## PROBLEM TO WORK ON
In the records below, find the line containing "What data populates" and repeat it and every line after it exactly, without pictures.

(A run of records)
BEGIN

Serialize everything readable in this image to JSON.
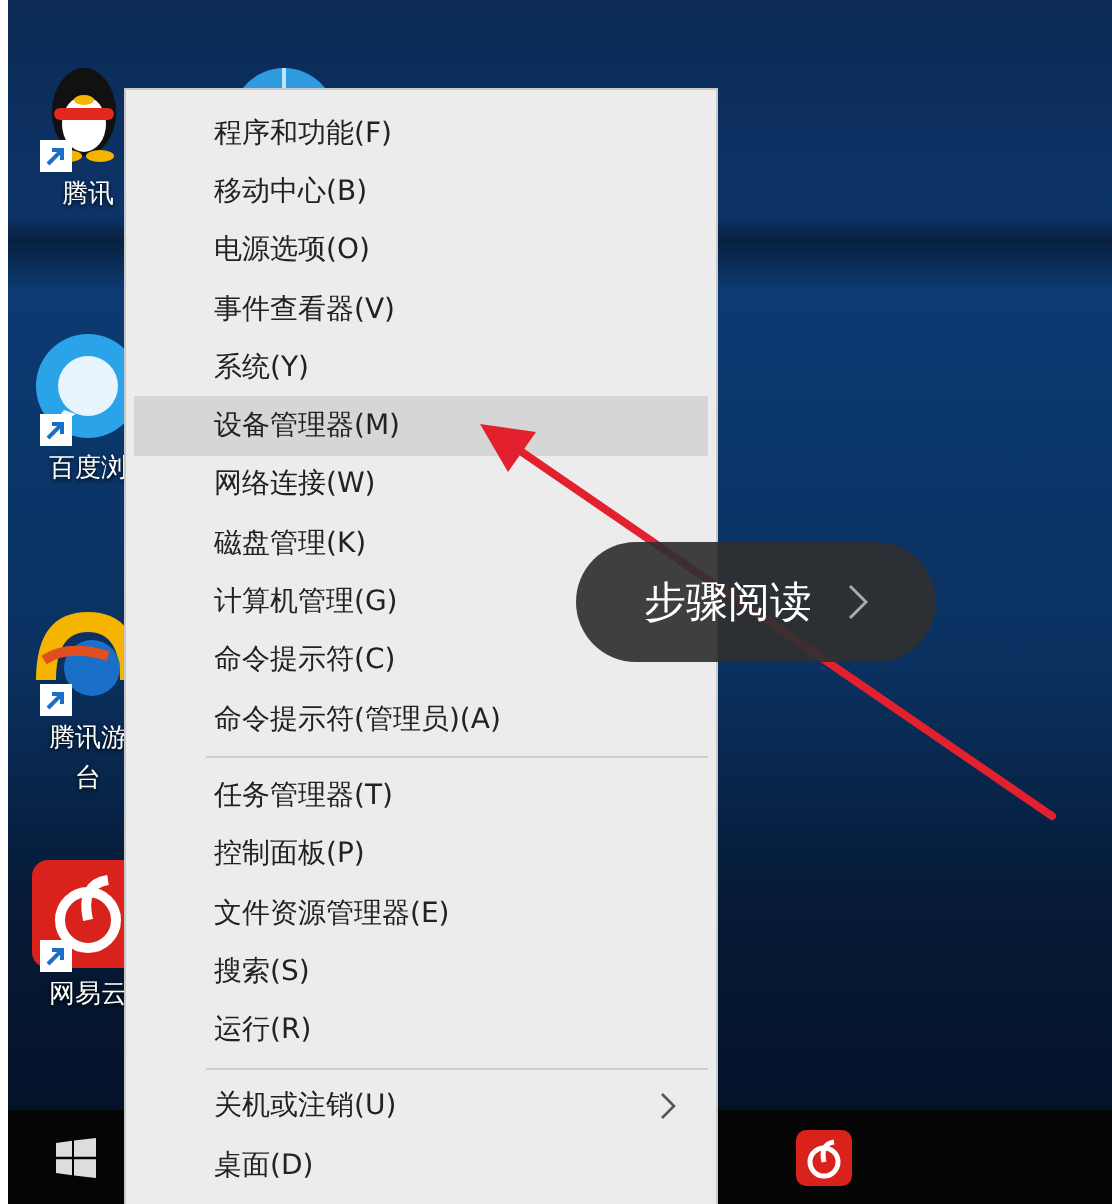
{
  "desktop": {
    "icons": [
      {
        "kind": "penguin",
        "lines": [
          "腾讯"
        ]
      },
      {
        "kind": "bubble",
        "lines": [
          "百度浏"
        ]
      },
      {
        "kind": "game",
        "lines": [
          "腾讯游",
          "台"
        ]
      },
      {
        "kind": "music",
        "lines": [
          "网易云"
        ]
      },
      {
        "kind": "globe"
      }
    ]
  },
  "menu": {
    "groups": [
      [
        {
          "label": "程序和功能(F)",
          "selected": false
        },
        {
          "label": "移动中心(B)",
          "selected": false
        },
        {
          "label": "电源选项(O)",
          "selected": false
        },
        {
          "label": "事件查看器(V)",
          "selected": false
        },
        {
          "label": "系统(Y)",
          "selected": false
        },
        {
          "label": "设备管理器(M)",
          "selected": true
        },
        {
          "label": "网络连接(W)",
          "selected": false
        },
        {
          "label": "磁盘管理(K)",
          "selected": false
        },
        {
          "label": "计算机管理(G)",
          "selected": false
        },
        {
          "label": "命令提示符(C)",
          "selected": false
        },
        {
          "label": "命令提示符(管理员)(A)",
          "selected": false
        }
      ],
      [
        {
          "label": "任务管理器(T)",
          "selected": false
        },
        {
          "label": "控制面板(P)",
          "selected": false
        },
        {
          "label": "文件资源管理器(E)",
          "selected": false
        },
        {
          "label": "搜索(S)",
          "selected": false
        },
        {
          "label": "运行(R)",
          "selected": false
        }
      ],
      [
        {
          "label": "关机或注销(U)",
          "selected": false,
          "submenu": true
        },
        {
          "label": "桌面(D)",
          "selected": false,
          "submenu": false
        }
      ]
    ]
  },
  "overlay_button": {
    "label": "步骤阅读"
  }
}
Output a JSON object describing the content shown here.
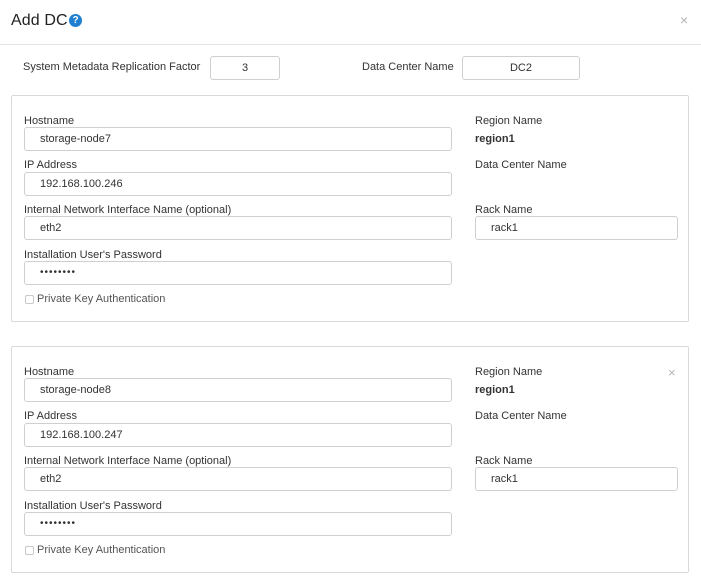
{
  "dialog": {
    "title": "Add DC",
    "help_icon": "question-icon",
    "help_glyph": "?",
    "close_glyph": "×"
  },
  "top_fields": {
    "replication_label": "System Metadata Replication Factor",
    "replication_value": "3",
    "dc_name_label": "Data Center Name",
    "dc_name_value": "DC2"
  },
  "nodes": [
    {
      "hostname_label": "Hostname",
      "hostname": "storage-node7",
      "ip_label": "IP Address",
      "ip": "192.168.100.246",
      "iface_label": "Internal Network Interface Name (optional)",
      "iface": "eth2",
      "password_label": "Installation User's Password",
      "password": "••••••••",
      "private_key_label": "Private Key Authentication",
      "region_label": "Region Name",
      "region": "region1",
      "dc_label": "Data Center Name",
      "rack_label": "Rack Name",
      "rack": "rack1"
    },
    {
      "hostname_label": "Hostname",
      "hostname": "storage-node8",
      "ip_label": "IP Address",
      "ip": "192.168.100.247",
      "iface_label": "Internal Network Interface Name (optional)",
      "iface": "eth2",
      "password_label": "Installation User's Password",
      "password": "••••••••",
      "private_key_label": "Private Key Authentication",
      "region_label": "Region Name",
      "region": "region1",
      "dc_label": "Data Center Name",
      "rack_label": "Rack Name",
      "rack": "rack1",
      "remove_glyph": "×"
    }
  ]
}
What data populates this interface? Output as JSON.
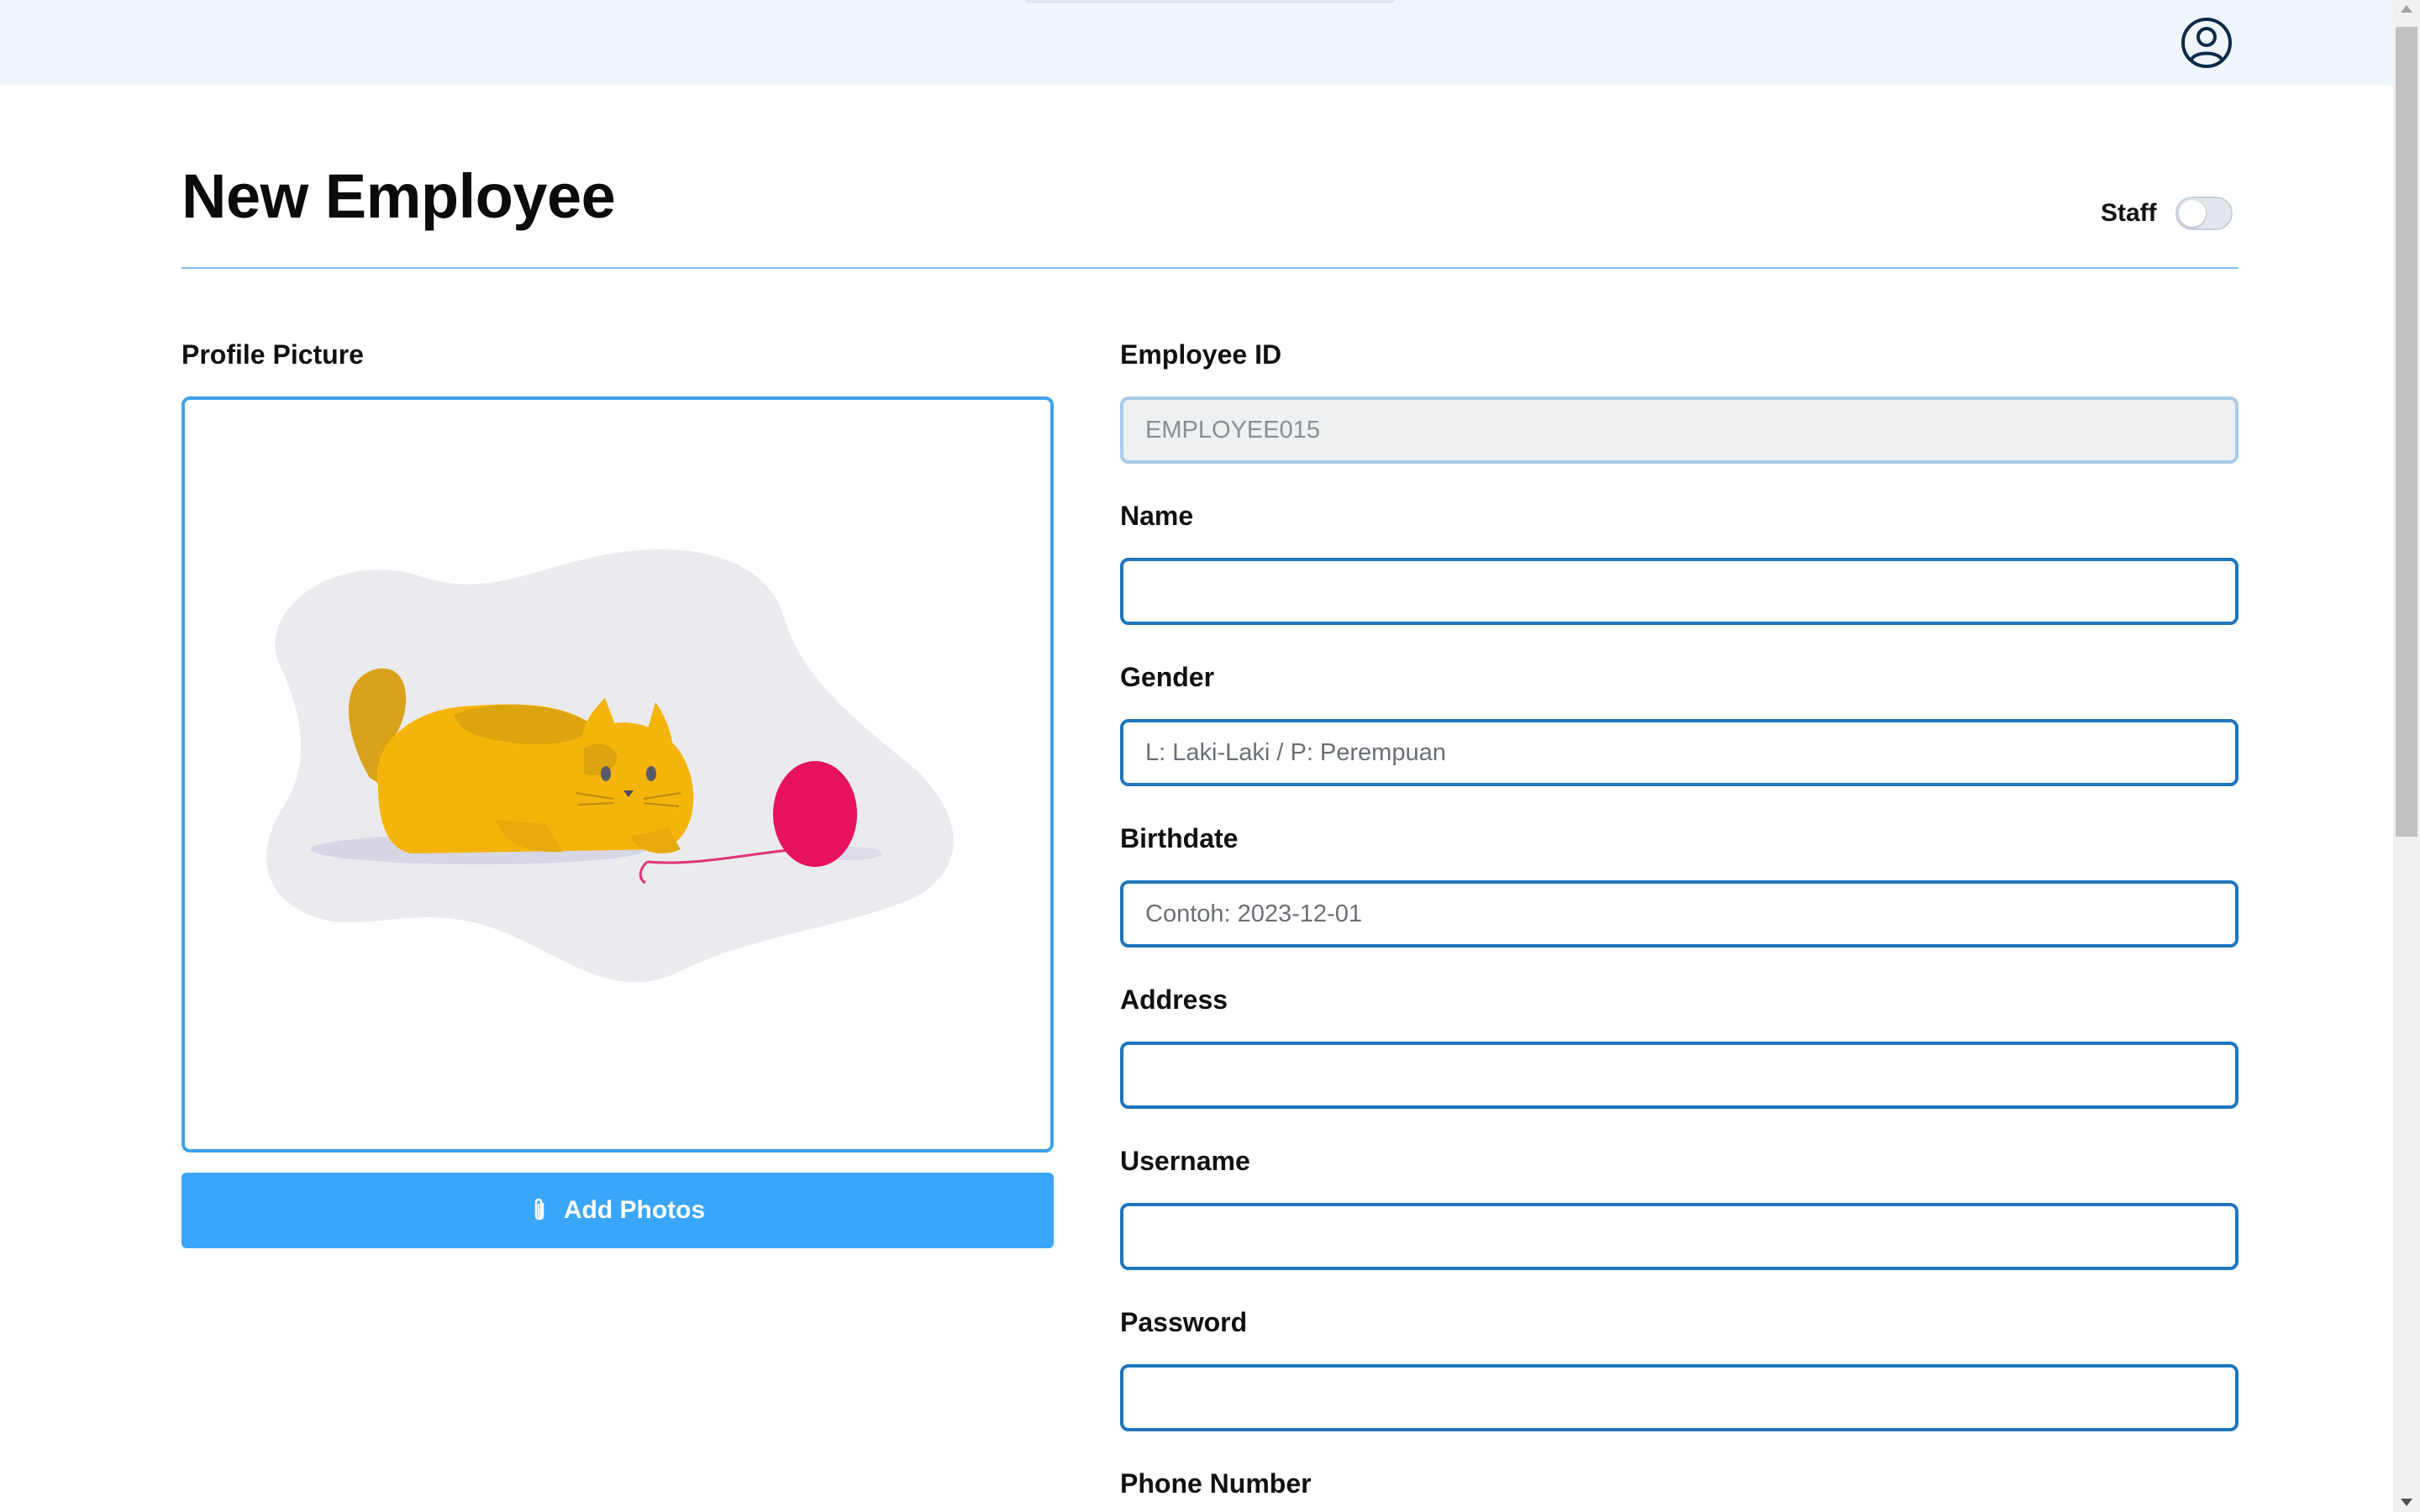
{
  "page": {
    "title": "New Employee"
  },
  "staff_toggle": {
    "label": "Staff",
    "checked": false
  },
  "profile_picture": {
    "label": "Profile Picture",
    "add_button_label": "Add Photos",
    "add_button_icon": "paperclip-icon",
    "placeholder_image": "cat-playing-with-yarn-illustration"
  },
  "form": {
    "employee_id": {
      "label": "Employee ID",
      "value": "EMPLOYEE015",
      "disabled": true
    },
    "name": {
      "label": "Name",
      "value": "",
      "placeholder": ""
    },
    "gender": {
      "label": "Gender",
      "value": "",
      "placeholder": "L: Laki-Laki / P: Perempuan"
    },
    "birthdate": {
      "label": "Birthdate",
      "value": "",
      "placeholder": "Contoh: 2023-12-01"
    },
    "address": {
      "label": "Address",
      "value": "",
      "placeholder": ""
    },
    "username": {
      "label": "Username",
      "value": "",
      "placeholder": ""
    },
    "password": {
      "label": "Password",
      "value": "",
      "placeholder": ""
    },
    "phone_number": {
      "label": "Phone Number"
    }
  },
  "header": {
    "profile_icon": "user-circle-icon"
  },
  "colors": {
    "accent": "#3aa6fa",
    "input_border": "#1e76bd",
    "topbar_bg": "#eff6fc",
    "divider": "#7fbde6"
  }
}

END

## REPLY TO THE TASK
What data populates this interface? Output as JSON.
{
  "page": {
    "title": "New Employee"
  },
  "staff_toggle": {
    "label": "Staff",
    "checked": false
  },
  "profile_picture": {
    "label": "Profile Picture",
    "add_button_label": "Add Photos",
    "add_button_icon": "paperclip-icon",
    "placeholder_image": "cat-playing-with-yarn-illustration"
  },
  "form": {
    "employee_id": {
      "label": "Employee ID",
      "value": "EMPLOYEE015",
      "disabled": true
    },
    "name": {
      "label": "Name",
      "value": "",
      "placeholder": ""
    },
    "gender": {
      "label": "Gender",
      "value": "",
      "placeholder": "L: Laki-Laki / P: Perempuan"
    },
    "birthdate": {
      "label": "Birthdate",
      "value": "",
      "placeholder": "Contoh: 2023-12-01"
    },
    "address": {
      "label": "Address",
      "value": "",
      "placeholder": ""
    },
    "username": {
      "label": "Username",
      "value": "",
      "placeholder": ""
    },
    "password": {
      "label": "Password",
      "value": "",
      "placeholder": ""
    },
    "phone_number": {
      "label": "Phone Number"
    }
  },
  "header": {
    "profile_icon": "user-circle-icon"
  },
  "colors": {
    "accent": "#3aa6fa",
    "input_border": "#1e76bd",
    "topbar_bg": "#eff6fc",
    "divider": "#7fbde6"
  }
}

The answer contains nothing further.